• _WHAT IS BEING ASKED_:
How many lines in this data contain the string "information"? Reply with the number only.

___ RECORDS FOR THIS EXERCISE ___

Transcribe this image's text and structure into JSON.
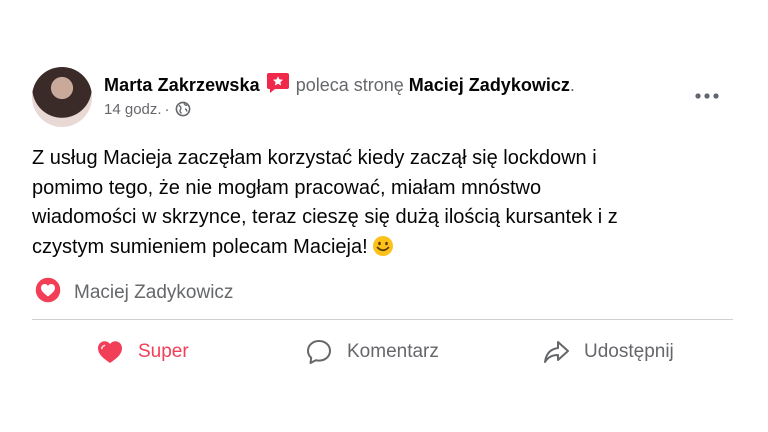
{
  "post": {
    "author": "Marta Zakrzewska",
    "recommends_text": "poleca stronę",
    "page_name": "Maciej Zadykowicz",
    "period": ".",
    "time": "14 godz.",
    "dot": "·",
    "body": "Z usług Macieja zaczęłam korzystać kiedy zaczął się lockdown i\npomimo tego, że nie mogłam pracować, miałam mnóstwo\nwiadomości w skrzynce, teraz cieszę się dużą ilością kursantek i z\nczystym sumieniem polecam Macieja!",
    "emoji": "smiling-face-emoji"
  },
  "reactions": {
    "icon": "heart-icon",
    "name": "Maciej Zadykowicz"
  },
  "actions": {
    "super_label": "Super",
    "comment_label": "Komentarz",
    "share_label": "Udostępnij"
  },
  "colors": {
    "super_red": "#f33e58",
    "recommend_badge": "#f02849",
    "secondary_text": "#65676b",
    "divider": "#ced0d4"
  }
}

___
___ RECORDS FOR THIS EXERCISE ___

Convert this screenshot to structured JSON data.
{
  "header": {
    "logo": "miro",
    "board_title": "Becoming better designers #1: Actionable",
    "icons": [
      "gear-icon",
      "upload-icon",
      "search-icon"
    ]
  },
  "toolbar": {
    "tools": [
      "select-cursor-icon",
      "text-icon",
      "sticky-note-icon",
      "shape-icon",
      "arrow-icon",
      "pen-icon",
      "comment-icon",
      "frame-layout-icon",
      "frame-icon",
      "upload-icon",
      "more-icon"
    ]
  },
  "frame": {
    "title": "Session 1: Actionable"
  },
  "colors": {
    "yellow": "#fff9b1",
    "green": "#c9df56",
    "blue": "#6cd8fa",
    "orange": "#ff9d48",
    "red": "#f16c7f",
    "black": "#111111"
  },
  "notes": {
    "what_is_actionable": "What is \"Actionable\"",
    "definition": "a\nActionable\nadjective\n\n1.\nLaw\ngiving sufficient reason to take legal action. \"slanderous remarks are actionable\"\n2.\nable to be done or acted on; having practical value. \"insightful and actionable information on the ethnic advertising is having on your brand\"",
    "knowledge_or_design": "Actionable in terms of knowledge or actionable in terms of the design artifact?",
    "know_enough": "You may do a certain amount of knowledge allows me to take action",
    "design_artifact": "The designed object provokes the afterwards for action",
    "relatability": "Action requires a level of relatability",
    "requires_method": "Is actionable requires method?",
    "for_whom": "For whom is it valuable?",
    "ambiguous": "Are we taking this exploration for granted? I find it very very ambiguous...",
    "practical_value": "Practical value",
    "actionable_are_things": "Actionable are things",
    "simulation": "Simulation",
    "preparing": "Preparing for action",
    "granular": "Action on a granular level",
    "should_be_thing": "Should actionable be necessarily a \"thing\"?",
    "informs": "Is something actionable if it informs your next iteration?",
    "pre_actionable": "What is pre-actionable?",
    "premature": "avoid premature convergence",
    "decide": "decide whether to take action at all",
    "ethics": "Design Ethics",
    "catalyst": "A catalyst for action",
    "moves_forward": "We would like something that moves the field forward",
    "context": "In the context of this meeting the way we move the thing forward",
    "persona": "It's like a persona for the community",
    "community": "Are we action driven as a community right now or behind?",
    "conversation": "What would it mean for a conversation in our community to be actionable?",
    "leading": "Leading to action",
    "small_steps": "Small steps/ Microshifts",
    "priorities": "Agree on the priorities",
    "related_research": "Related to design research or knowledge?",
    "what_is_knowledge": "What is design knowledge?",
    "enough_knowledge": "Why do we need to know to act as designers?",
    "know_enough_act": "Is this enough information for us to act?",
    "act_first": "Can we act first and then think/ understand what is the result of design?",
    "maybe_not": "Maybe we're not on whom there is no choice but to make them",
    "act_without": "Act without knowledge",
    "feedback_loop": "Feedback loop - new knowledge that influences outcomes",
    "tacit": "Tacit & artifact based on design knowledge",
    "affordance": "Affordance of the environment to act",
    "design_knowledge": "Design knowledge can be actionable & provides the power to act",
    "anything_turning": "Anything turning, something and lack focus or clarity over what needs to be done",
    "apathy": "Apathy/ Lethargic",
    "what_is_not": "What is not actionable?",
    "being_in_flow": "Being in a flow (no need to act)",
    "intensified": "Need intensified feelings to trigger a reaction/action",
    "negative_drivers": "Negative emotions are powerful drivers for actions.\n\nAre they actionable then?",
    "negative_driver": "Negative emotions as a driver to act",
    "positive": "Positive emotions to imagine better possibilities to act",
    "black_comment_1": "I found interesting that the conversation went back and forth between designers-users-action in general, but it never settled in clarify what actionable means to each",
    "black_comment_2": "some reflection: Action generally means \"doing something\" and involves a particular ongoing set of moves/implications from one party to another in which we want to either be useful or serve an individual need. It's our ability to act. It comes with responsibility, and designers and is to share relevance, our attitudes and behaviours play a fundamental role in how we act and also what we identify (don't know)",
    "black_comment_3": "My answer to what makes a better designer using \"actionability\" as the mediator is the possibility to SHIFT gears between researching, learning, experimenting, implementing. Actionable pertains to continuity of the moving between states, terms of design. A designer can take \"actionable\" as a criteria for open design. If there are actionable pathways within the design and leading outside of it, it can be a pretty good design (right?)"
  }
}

___
___ RECORDS FOR THIS EXERCISE ___

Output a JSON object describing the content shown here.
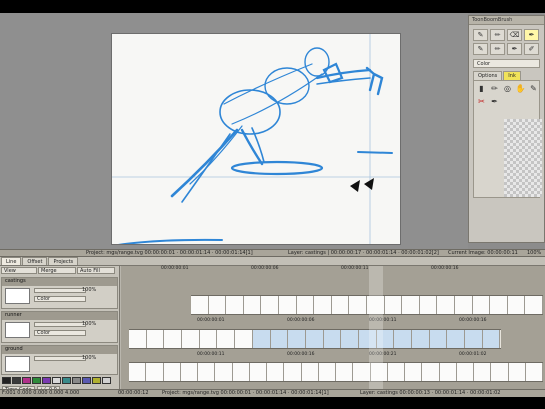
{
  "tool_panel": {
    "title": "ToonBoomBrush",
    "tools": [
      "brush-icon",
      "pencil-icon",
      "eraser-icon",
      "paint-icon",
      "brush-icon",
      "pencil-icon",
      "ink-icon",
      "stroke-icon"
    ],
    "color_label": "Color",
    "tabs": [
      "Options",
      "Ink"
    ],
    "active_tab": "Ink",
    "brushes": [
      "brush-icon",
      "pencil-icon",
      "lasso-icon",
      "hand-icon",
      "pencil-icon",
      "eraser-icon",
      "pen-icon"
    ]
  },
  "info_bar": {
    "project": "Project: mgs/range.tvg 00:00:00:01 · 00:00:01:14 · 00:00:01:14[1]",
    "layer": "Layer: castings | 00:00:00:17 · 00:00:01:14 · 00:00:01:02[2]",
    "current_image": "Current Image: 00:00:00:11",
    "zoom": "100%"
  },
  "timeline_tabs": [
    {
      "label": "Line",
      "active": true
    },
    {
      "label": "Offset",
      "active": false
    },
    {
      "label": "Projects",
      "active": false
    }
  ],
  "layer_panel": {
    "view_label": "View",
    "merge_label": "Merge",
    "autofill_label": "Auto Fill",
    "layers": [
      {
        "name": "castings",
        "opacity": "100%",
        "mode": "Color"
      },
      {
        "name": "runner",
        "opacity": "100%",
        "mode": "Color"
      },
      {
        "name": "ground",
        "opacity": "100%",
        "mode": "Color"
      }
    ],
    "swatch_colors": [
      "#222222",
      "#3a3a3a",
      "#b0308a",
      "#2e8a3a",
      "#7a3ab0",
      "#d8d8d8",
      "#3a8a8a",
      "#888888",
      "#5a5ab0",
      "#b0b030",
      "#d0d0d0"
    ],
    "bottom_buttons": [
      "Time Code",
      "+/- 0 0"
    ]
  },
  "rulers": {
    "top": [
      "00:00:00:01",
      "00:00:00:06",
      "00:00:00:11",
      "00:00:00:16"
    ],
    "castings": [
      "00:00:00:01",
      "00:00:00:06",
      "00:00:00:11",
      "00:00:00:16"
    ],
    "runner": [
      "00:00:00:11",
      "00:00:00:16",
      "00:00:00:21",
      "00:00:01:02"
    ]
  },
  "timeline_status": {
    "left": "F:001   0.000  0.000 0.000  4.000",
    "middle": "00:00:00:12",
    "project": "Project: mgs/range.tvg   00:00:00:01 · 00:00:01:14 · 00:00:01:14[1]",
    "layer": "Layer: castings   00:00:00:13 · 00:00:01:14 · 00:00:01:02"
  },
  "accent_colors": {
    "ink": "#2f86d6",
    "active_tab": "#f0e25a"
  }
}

___

• _ANSWER TO THE TASK_:
2